Your goal
Transcribe the lines below verbatim, skipping the images.
┌──
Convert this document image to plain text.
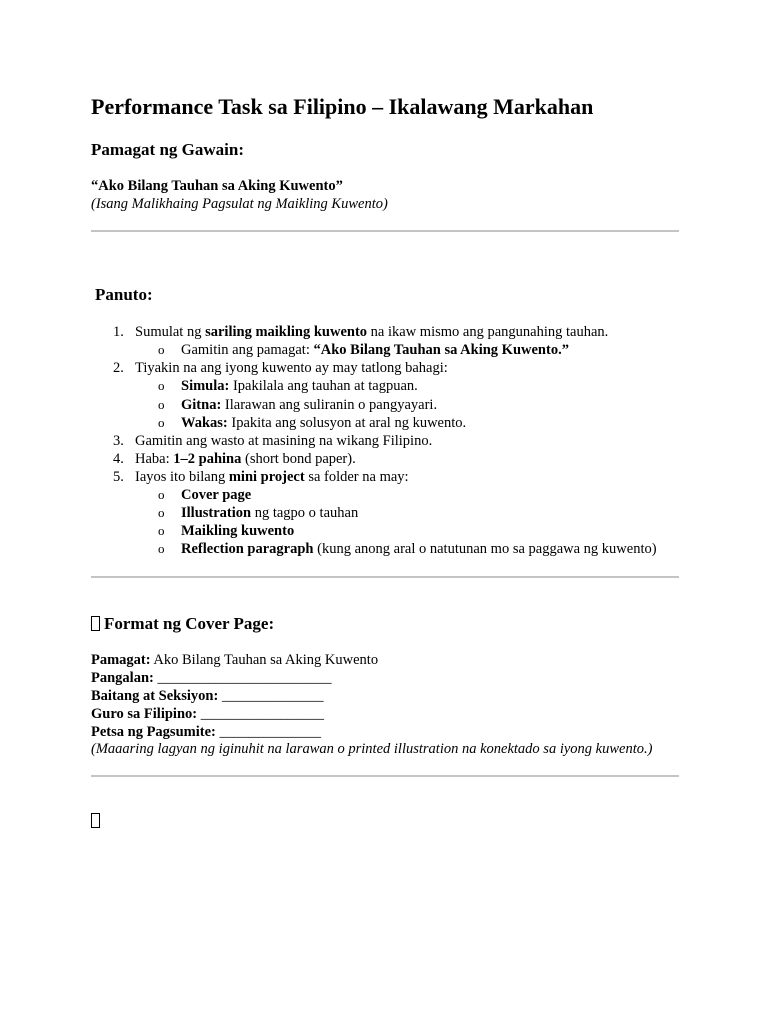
Performance Task sa Filipino – Ikalawang Markahan
Pamagat ng Gawain:
“Ako Bilang Tauhan sa Aking Kuwento”
(Isang Malikhaing Pagsulat ng Maikling Kuwento)
Panuto:
1. Sumulat ng sariling maikling kuwento na ikaw mismo ang pangunahing tauhan.
o Gamitin ang pamagat: “Ako Bilang Tauhan sa Aking Kuwento.”
2. Tiyakin na ang iyong kuwento ay may tatlong bahagi:
o Simula: Ipakilala ang tauhan at tagpuan.
o Gitna: Ilarawan ang suliranin o pangyayari.
o Wakas: Ipakita ang solusyon at aral ng kuwento.
3. Gamitin ang wasto at masining na wikang Filipino.
4. Haba: 1–2 pahina (short bond paper).
5. Iayos ito bilang mini project sa folder na may:
o Cover page
o Illustration ng tagpo o tauhan
o Maikling kuwento
o Reflection paragraph (kung anong aral o natutunan mo sa paggawa ng kuwento)
Format ng Cover Page:
Pamagat: Ako Bilang Tauhan sa Aking Kuwento
Pangalan: ________________________
Baitang at Seksiyon: ______________
Guro sa Filipino: _________________
Petsa ng Pagsumite: ______________
(Maaaring lagyan ng iginuhit na larawan o printed illustration na konektado sa iyong kuwento.)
└──
Task solution
Convert this document image to plain text.
Performance Task sa Filipino – Ikalawang Markahan
Pamagat ng Gawain:
“Ako Bilang Tauhan sa Aking Kuwento”
(Isang Malikhaing Pagsulat ng Maikling Kuwento)
Panuto:
1. Sumulat ng sariling maikling kuwento na ikaw mismo ang pangunahing tauhan.
o Gamitin ang pamagat: “Ako Bilang Tauhan sa Aking Kuwento.”
2. Tiyakin na ang iyong kuwento ay may tatlong bahagi:
o Simula: Ipakilala ang tauhan at tagpuan.
o Gitna: Ilarawan ang suliranin o pangyayari.
o Wakas: Ipakita ang solusyon at aral ng kuwento.
3. Gamitin ang wasto at masining na wikang Filipino.
4. Haba: 1–2 pahina (short bond paper).
5. Iayos ito bilang mini project sa folder na may:
o Cover page
o Illustration ng tagpo o tauhan
o Maikling kuwento
o Reflection paragraph (kung anong aral o natutunan mo sa paggawa ng kuwento)
Format ng Cover Page:
Pamagat: Ako Bilang Tauhan sa Aking Kuwento
Pangalan: ________________________
Baitang at Seksiyon: ______________
Guro sa Filipino: _________________
Petsa ng Pagsumite: ______________
(Maaaring lagyan ng iginuhit na larawan o printed illustration na konektado sa iyong kuwento.)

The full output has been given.